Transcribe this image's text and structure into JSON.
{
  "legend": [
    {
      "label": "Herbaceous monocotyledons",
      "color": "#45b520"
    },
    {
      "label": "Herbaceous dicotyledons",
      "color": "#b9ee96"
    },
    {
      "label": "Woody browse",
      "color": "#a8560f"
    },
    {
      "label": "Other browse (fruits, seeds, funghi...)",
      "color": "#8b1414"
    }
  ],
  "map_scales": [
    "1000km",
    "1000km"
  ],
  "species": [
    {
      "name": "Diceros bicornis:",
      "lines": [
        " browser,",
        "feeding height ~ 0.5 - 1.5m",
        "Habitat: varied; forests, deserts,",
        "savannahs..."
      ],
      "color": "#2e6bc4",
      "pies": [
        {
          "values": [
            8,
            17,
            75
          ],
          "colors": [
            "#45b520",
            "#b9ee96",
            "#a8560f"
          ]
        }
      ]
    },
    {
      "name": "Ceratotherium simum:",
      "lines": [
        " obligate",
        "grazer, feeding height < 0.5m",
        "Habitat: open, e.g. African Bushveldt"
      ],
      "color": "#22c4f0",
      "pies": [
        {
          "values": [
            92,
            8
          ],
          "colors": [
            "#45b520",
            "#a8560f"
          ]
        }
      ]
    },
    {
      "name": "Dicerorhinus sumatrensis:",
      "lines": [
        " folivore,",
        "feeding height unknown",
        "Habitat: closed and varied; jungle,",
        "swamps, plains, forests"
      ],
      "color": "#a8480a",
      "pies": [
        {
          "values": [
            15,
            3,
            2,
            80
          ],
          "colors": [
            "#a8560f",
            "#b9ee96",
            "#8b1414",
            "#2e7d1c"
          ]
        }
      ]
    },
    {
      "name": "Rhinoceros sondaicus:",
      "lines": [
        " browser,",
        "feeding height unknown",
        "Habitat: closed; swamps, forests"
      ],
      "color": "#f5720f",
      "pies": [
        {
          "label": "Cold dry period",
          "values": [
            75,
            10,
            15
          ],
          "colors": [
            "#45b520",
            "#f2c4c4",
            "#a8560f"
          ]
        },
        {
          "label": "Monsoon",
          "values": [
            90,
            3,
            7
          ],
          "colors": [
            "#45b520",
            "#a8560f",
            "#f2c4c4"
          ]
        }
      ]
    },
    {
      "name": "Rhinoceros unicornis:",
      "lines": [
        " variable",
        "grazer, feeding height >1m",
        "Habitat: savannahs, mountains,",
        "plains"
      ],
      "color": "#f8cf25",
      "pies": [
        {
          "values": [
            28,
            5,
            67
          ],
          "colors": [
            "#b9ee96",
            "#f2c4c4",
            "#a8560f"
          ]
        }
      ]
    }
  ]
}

*Written request*. Write out every entry again, keeping each line exactly the same.

*Answer to the problem*.
Transcribe this image's text and structure into JSON.
{
  "legend": [
    {
      "label": "Herbaceous monocotyledons",
      "color": "#45b520"
    },
    {
      "label": "Herbaceous dicotyledons",
      "color": "#b9ee96"
    },
    {
      "label": "Woody browse",
      "color": "#a8560f"
    },
    {
      "label": "Other browse (fruits, seeds, funghi...)",
      "color": "#8b1414"
    }
  ],
  "map_scales": [
    "1000km",
    "1000km"
  ],
  "species": [
    {
      "name": "Diceros bicornis:",
      "lines": [
        " browser,",
        "feeding height ~ 0.5 - 1.5m",
        "Habitat: varied; forests, deserts,",
        "savannahs..."
      ],
      "color": "#2e6bc4",
      "pies": [
        {
          "values": [
            8,
            17,
            75
          ],
          "colors": [
            "#45b520",
            "#b9ee96",
            "#a8560f"
          ]
        }
      ]
    },
    {
      "name": "Ceratotherium simum:",
      "lines": [
        " obligate",
        "grazer, feeding height < 0.5m",
        "Habitat: open, e.g. African Bushveldt"
      ],
      "color": "#22c4f0",
      "pies": [
        {
          "values": [
            92,
            8
          ],
          "colors": [
            "#45b520",
            "#a8560f"
          ]
        }
      ]
    },
    {
      "name": "Dicerorhinus sumatrensis:",
      "lines": [
        " folivore,",
        "feeding height unknown",
        "Habitat: closed and varied; jungle,",
        "swamps, plains, forests"
      ],
      "color": "#a8480a",
      "pies": [
        {
          "values": [
            15,
            3,
            2,
            80
          ],
          "colors": [
            "#a8560f",
            "#b9ee96",
            "#8b1414",
            "#2e7d1c"
          ]
        }
      ]
    },
    {
      "name": "Rhinoceros sondaicus:",
      "lines": [
        " browser,",
        "feeding height unknown",
        "Habitat: closed; swamps, forests"
      ],
      "color": "#f5720f",
      "pies": [
        {
          "label": "Cold dry period",
          "values": [
            75,
            10,
            15
          ],
          "colors": [
            "#45b520",
            "#f2c4c4",
            "#a8560f"
          ]
        },
        {
          "label": "Monsoon",
          "values": [
            90,
            3,
            7
          ],
          "colors": [
            "#45b520",
            "#a8560f",
            "#f2c4c4"
          ]
        }
      ]
    },
    {
      "name": "Rhinoceros unicornis:",
      "lines": [
        " variable",
        "grazer, feeding height >1m",
        "Habitat: savannahs, mountains,",
        "plains"
      ],
      "color": "#f8cf25",
      "pies": [
        {
          "values": [
            28,
            5,
            67
          ],
          "colors": [
            "#b9ee96",
            "#f2c4c4",
            "#a8560f"
          ]
        }
      ]
    }
  ]
}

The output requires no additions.